■ **Excerpt**:

______________________________

UnNews:French Islam ban passes last legal hurdle
This article is part of UnNews, your source for up-to-the-picosecond misinformation. |
7 October 2010
PARIS, France -- France's top legal authority, Carla Bruni, Thursday approved a law banning Islam in public, the last hurdle for the ban, which has been criticized as stigmatizing Muslims.
The Constitutional Council, which had previously warned that banning the religion might be unconstitutional, said it approved the version of the “Carla Bruni Bill” which has been passed by both houses of parliament, after a final review.
It judged however that the ban, due to enter force early next year, would be unenforceable in places of worship, where it may violate religious freedoms. “They can profess Islam in their Mosques”, a spokesperson for Ms Bruni told AP, “but outside their places of worship they must be strictly non-Muslims.”
The text only mentions Islam, because President Nicolas Sarkozy's government promoted the law as a means to protect people from being forced to wear suicide-vests covered by Muslim camouflage such as the burqa or the niqab.
Opponents say it breaches French and European human rights legislation, which guarantees the right to conceal bombs and commit terrorism. "The ban on Islam cannot constrain the practice of terrorism and religious freedom in places of worship that are open to the public, the council said in its judgment.
Apart from this, the council "judged that the law conforms to the constitution according to the wishes of Ms. Bruni and her companion, it wrote. The ban prohibits anyone from dressing or acting Islamic in any way, defined broadly to include not just government buildings and public transport, but all streets, markets and thoroughfares, private businesses and entertainment venues, including topless bars.

______________________________

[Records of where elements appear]

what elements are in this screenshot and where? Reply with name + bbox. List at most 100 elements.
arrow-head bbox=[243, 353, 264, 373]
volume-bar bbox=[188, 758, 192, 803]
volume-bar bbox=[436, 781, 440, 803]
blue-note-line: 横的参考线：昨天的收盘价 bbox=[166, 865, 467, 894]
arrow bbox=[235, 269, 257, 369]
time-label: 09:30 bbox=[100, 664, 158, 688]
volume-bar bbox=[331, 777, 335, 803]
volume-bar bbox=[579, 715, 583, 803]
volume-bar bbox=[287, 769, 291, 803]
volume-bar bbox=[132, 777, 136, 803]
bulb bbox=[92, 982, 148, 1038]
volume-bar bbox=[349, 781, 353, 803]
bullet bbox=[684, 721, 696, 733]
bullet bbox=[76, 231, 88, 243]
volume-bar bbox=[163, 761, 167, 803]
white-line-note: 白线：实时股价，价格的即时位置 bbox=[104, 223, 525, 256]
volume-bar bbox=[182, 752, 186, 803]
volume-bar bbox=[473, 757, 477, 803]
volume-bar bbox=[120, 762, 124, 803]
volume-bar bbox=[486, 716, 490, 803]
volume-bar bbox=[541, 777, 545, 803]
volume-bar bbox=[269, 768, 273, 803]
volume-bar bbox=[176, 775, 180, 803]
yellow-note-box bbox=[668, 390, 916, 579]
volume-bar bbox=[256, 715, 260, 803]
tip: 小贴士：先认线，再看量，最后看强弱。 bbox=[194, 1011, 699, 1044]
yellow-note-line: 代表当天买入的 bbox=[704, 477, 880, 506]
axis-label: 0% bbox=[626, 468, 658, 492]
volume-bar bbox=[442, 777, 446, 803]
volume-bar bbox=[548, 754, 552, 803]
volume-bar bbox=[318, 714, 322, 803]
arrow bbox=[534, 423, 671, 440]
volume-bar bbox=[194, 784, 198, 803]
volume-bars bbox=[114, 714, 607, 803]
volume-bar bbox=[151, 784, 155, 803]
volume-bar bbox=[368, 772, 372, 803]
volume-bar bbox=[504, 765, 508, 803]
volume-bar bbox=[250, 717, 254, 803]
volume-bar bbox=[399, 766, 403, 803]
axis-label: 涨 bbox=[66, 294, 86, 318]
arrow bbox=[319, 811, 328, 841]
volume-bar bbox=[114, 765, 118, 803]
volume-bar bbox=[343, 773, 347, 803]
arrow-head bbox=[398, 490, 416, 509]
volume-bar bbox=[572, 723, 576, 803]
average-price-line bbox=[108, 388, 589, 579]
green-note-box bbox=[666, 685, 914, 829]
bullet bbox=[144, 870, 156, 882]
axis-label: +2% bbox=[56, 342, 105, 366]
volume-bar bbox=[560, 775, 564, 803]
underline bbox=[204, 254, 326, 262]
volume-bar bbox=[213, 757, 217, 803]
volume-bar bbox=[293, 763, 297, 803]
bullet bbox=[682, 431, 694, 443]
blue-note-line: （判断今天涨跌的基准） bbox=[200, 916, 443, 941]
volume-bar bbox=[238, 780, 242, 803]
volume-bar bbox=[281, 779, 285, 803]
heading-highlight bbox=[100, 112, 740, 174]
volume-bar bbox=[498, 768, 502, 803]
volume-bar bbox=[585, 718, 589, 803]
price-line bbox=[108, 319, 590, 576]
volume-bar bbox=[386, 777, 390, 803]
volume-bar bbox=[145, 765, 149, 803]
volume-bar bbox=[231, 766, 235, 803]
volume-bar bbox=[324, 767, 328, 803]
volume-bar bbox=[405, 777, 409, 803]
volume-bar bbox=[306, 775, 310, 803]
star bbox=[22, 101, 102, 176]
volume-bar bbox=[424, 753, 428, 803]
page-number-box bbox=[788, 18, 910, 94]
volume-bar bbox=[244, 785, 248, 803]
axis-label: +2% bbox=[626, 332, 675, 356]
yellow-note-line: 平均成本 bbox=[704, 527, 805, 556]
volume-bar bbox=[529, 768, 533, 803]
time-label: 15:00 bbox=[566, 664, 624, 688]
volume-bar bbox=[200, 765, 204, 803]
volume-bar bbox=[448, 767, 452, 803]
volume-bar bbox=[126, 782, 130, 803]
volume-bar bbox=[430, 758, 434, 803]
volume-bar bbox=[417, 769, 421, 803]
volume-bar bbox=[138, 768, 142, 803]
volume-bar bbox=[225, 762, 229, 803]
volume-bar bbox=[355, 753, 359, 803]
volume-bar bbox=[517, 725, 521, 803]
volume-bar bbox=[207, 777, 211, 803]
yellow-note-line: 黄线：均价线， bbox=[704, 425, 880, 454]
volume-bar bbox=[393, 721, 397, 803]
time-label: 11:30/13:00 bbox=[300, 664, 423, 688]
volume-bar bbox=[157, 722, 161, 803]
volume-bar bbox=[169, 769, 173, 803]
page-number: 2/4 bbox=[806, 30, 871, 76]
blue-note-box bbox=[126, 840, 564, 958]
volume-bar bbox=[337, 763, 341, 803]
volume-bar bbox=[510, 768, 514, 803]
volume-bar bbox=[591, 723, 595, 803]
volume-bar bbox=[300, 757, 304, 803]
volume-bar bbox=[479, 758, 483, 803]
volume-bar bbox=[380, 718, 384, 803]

______________________________

■ **What you will do**:
**1.** In the UnNews article, which body had earlier warned that banning the religion might be unconstitutional?
**2.** Write out the passage of the UnNews article that opens with the words containing "UnNews:French Islam ban" and closes with "as stigmatizing Muslims.".
These records have no connection to the UnNews article.

■ **Written answers**:
**1.** The Constitutional Council

**2.**
UnNews:French Islam ban passes last legal hurdle
This article is part of UnNews, your source for up-to-the-picosecond misinformation. |
7 October 2010
PARIS, France -- France's top legal authority, Carla Bruni, Thursday approved a law banning Islam in public, the last hurdle for the ban, which has been criticized as stigmatizing Muslims.